Exercise task:
Check each line of the data for "stock" and select those that have it.

** start Available records **

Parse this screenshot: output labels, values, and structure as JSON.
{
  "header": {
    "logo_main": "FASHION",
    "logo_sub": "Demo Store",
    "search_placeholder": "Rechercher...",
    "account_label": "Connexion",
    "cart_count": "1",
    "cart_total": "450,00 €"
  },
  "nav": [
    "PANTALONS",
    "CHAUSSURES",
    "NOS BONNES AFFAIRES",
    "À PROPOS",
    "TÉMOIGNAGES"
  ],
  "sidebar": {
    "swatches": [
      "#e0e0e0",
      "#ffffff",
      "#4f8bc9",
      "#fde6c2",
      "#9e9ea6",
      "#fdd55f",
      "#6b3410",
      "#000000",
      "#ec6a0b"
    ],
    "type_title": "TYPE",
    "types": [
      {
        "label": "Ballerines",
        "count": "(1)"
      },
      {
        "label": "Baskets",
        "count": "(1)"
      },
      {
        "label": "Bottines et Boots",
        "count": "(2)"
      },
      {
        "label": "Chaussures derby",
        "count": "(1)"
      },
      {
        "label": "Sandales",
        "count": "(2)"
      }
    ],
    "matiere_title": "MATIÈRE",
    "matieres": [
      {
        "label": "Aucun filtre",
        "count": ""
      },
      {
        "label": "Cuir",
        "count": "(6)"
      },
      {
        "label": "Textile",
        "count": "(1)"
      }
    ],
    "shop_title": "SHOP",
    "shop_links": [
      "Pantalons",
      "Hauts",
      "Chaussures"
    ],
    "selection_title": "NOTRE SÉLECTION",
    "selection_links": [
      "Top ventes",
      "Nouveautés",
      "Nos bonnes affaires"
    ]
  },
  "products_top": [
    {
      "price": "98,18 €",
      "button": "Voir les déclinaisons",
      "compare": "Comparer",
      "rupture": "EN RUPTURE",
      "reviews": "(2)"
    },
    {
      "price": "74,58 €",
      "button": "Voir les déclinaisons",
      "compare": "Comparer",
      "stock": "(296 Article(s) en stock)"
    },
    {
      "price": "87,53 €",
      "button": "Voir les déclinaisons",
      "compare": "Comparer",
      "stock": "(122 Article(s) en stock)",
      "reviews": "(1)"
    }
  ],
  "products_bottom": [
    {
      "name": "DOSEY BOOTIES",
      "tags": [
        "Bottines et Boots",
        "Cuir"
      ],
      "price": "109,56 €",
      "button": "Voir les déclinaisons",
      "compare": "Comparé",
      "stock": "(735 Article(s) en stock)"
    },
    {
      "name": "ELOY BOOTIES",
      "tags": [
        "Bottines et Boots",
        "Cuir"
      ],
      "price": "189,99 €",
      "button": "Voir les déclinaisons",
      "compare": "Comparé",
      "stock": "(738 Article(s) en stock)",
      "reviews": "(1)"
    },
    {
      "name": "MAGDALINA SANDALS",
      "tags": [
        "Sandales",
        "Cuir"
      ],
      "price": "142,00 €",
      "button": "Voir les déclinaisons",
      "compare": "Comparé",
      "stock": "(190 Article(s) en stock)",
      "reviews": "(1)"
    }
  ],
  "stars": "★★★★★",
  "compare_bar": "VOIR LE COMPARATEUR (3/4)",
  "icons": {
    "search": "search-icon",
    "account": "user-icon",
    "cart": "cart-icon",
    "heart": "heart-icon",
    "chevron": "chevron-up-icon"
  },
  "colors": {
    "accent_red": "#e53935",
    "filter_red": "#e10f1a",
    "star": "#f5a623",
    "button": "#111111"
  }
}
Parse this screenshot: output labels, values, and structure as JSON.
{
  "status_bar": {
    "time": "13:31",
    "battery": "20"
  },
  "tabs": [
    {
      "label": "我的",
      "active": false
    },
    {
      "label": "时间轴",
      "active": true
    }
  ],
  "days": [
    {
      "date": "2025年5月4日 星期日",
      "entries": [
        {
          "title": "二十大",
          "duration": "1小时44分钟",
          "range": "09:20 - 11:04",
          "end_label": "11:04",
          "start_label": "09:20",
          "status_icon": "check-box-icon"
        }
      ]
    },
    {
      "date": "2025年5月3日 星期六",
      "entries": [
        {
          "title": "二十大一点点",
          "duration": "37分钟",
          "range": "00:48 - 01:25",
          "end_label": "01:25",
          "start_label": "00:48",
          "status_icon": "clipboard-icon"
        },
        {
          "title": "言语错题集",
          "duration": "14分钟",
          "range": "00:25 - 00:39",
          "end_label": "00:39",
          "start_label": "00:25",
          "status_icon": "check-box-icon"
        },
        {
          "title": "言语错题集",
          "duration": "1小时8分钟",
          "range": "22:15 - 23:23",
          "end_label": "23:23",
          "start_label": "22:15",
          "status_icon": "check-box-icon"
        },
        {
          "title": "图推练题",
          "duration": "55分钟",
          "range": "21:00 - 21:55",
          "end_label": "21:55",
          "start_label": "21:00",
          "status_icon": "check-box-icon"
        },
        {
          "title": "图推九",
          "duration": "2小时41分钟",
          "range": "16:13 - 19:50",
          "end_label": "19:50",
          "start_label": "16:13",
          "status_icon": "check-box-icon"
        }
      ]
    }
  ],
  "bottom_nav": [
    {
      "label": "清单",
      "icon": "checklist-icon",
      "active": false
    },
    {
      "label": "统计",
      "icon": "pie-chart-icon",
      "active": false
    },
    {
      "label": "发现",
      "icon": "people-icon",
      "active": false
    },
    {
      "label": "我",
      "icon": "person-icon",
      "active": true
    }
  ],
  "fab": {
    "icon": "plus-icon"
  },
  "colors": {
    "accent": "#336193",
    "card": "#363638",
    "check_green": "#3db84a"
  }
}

** end Available records **

Result of the task:
      "stock": "(296 Article(s) en stock)"
      "stock": "(122 Article(s) en stock)",
      "stock": "(735 Article(s) en stock)"
      "stock": "(738 Article(s) en stock)",
      "stock": "(190 Article(s) en stock)",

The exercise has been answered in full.